Most efficient way to create a contrast on swimmers in a pool considering noise

I want to calculate the number of people in a pool, for a statistic usage. I will use artificial intelligence and image processing on the images generated by a security camera located on the ceiling of a pool. The camera is static, so it has no axis of rotation.
For the image processing step, I would like to focus on the swimmers, and try to remove the rest of the pool. I need a good contrast between the background and the swimmers.
The problem is that output images of the camera have a lot of "noise", such as sunlight, rays of light, black lines at the bottom of the water, flags in the air and cables for sparation corridors.
Here is an example of what the images look like. The real images will just be in better quality, because this example is taken from a picture of the output using my cellphone.
What is the most efficient way of removing sunrays/light rays on my
images? Maybe using a filter?
how I can create a high contrast between the swimmers and the
background, considering the black lines in the bottom of the water?
------------------------------
REQUIREMENTS:
- A) Summarize the post about swimmer contrast in two sentences.
- B) From the post about swimmer contrast, quote the passage from "Most efficient way to" up to and including "axis of rotation.".

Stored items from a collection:
------------------------------
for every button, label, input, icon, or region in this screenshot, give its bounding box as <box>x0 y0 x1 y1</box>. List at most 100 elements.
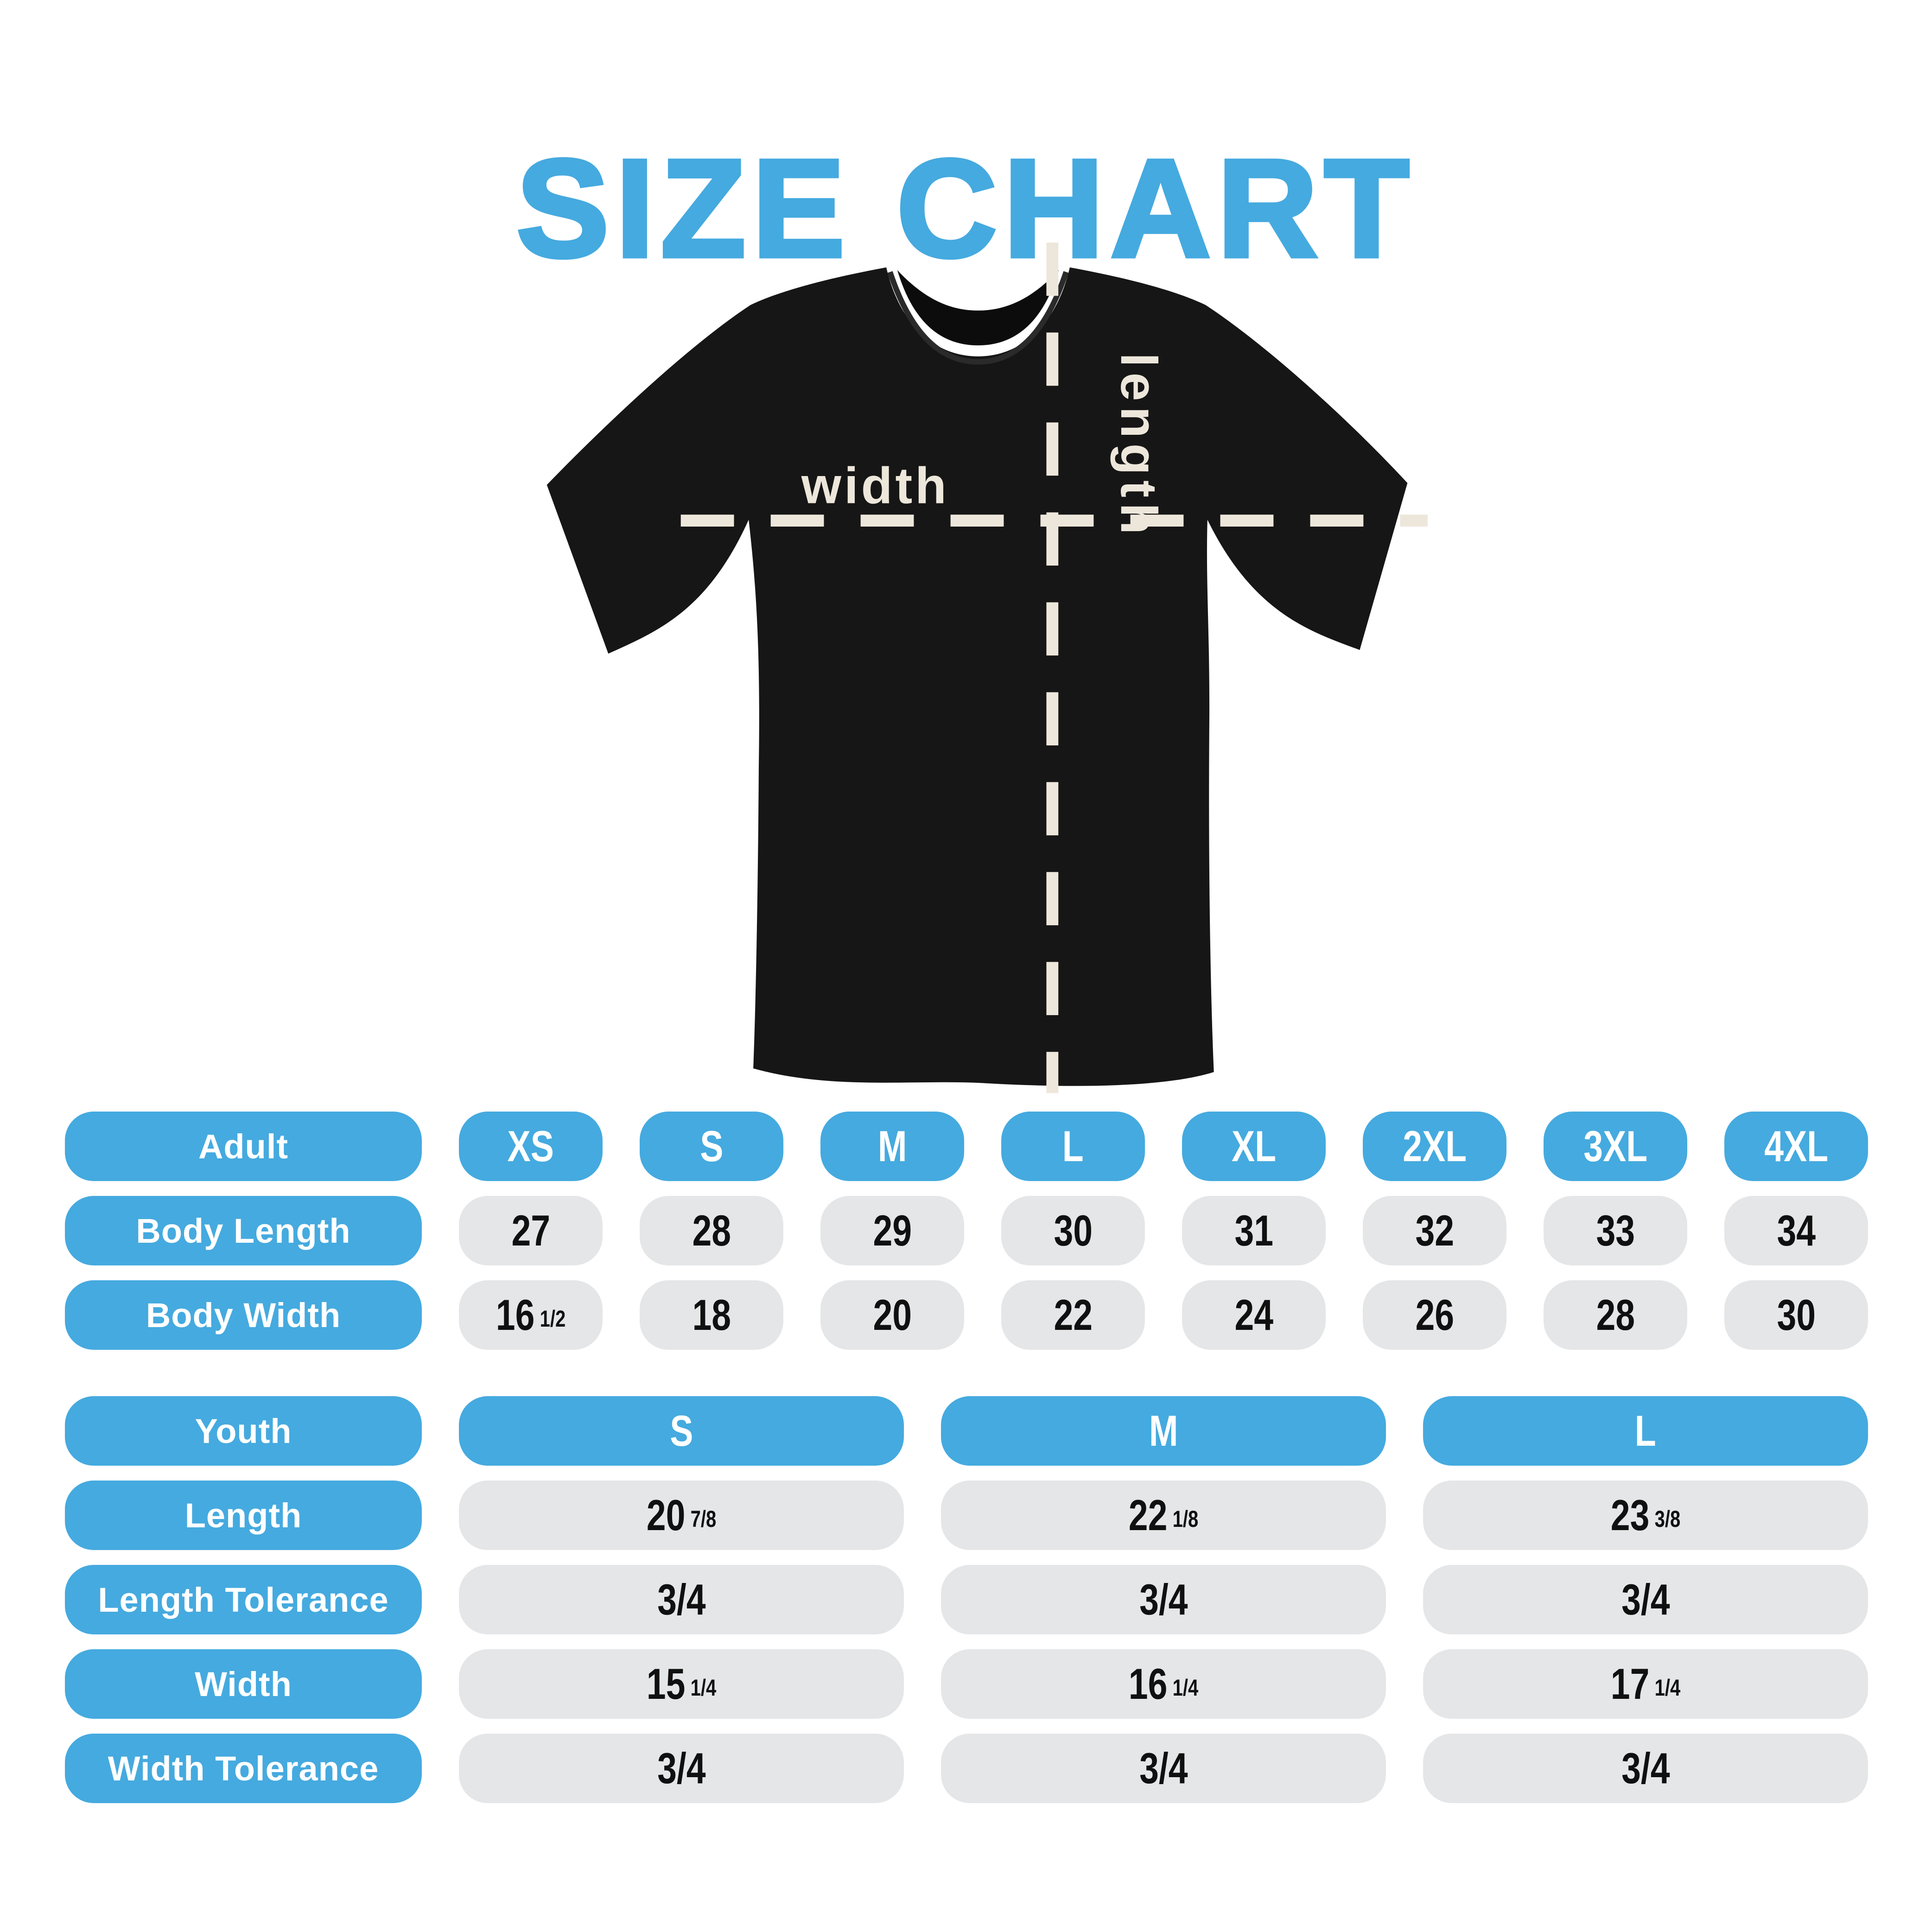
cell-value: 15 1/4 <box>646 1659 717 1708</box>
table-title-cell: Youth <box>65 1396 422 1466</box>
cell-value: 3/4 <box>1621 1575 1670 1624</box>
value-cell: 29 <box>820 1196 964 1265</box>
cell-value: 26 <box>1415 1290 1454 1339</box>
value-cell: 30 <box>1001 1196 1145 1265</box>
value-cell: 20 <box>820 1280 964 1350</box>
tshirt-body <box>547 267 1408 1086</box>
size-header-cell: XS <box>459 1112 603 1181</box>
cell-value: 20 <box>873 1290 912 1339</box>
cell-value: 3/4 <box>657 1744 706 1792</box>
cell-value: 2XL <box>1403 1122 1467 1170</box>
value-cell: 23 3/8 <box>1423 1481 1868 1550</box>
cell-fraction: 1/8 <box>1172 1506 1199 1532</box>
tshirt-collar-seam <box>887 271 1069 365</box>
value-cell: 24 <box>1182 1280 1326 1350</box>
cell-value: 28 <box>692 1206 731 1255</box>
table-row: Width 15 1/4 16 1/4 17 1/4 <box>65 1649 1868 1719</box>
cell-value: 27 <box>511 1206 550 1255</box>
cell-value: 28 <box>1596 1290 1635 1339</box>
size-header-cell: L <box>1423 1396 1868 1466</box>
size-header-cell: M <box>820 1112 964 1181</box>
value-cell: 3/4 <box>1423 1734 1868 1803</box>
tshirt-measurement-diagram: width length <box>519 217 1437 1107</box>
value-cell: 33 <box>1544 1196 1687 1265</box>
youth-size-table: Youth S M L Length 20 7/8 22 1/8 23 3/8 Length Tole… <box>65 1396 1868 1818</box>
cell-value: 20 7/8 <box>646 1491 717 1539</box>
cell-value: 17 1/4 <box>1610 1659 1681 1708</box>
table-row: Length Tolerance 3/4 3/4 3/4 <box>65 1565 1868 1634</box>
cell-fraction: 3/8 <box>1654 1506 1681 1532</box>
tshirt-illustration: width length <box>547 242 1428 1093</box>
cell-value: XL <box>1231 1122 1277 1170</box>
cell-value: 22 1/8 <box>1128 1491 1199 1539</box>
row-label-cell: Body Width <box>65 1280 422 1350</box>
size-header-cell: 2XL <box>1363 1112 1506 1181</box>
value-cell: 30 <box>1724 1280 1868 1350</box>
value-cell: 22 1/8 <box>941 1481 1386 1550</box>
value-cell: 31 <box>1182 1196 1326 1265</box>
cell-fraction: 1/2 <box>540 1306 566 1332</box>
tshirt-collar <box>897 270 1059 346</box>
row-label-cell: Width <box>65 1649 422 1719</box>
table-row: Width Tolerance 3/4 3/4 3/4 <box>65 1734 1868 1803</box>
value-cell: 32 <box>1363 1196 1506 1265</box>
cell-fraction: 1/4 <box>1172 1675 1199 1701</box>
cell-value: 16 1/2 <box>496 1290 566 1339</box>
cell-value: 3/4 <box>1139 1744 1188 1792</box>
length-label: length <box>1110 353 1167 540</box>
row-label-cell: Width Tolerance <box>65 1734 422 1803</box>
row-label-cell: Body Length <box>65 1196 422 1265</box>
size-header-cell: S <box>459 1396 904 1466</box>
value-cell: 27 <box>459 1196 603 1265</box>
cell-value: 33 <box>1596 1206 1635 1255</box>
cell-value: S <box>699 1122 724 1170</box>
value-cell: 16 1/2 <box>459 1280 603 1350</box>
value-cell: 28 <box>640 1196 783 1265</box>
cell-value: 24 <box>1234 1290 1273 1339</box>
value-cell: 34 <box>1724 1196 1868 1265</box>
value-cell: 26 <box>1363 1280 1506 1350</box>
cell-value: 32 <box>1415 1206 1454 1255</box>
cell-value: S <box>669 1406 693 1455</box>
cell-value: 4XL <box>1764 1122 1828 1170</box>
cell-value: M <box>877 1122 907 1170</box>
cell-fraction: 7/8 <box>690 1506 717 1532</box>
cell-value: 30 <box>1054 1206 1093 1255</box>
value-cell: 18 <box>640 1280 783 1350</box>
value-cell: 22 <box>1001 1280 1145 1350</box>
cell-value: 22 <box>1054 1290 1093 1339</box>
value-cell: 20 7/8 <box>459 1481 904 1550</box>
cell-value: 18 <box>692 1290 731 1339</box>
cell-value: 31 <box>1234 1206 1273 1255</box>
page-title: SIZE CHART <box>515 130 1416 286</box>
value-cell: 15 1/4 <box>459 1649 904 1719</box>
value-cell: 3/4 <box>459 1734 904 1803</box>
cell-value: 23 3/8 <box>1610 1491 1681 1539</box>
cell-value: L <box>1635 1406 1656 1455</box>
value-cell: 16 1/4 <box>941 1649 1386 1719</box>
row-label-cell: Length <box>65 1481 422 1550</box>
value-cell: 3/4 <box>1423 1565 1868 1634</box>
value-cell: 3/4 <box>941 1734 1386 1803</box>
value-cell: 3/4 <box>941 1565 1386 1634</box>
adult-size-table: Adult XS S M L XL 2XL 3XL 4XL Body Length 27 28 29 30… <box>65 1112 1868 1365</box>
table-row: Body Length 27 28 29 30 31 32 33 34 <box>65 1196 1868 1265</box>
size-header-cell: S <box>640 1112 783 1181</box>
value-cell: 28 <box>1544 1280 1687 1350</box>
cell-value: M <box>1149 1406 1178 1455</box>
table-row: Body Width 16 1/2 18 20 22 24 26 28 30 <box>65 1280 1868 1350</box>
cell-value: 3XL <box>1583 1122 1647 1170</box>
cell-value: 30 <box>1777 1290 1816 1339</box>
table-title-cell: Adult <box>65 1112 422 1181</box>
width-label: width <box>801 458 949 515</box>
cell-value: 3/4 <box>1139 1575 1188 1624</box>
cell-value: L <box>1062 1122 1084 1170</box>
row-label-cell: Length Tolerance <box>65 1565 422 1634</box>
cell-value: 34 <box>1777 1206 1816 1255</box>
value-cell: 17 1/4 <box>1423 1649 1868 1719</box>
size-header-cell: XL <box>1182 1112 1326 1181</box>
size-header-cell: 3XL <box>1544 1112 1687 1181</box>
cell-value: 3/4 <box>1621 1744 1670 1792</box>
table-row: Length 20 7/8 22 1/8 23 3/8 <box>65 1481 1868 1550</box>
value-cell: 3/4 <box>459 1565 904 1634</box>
------------------------------
SET OF ANSWERS:
- A) The writer wants to count people in a pool by applying artificial intelligence and image processing to images from a static security camera on the ceiling, focusing on the swimmers and removing the rest of the pool. Because the images carry noise such as sunlight, light rays, black lines at the bottom of the water, flags and corridor cables, the writer asks how best to remove the light rays and how to get high contrast between swimmers and background despite the black lines.

- B)
Most efficient way to create a contrast on swimmers in a pool considering noise

I want to calculate the number of people in a pool, for a statistic usage. I will use artificial intelligence and image processing on the images generated by a security camera located on the ceiling of a pool. The camera is static, so it has no axis of rotation.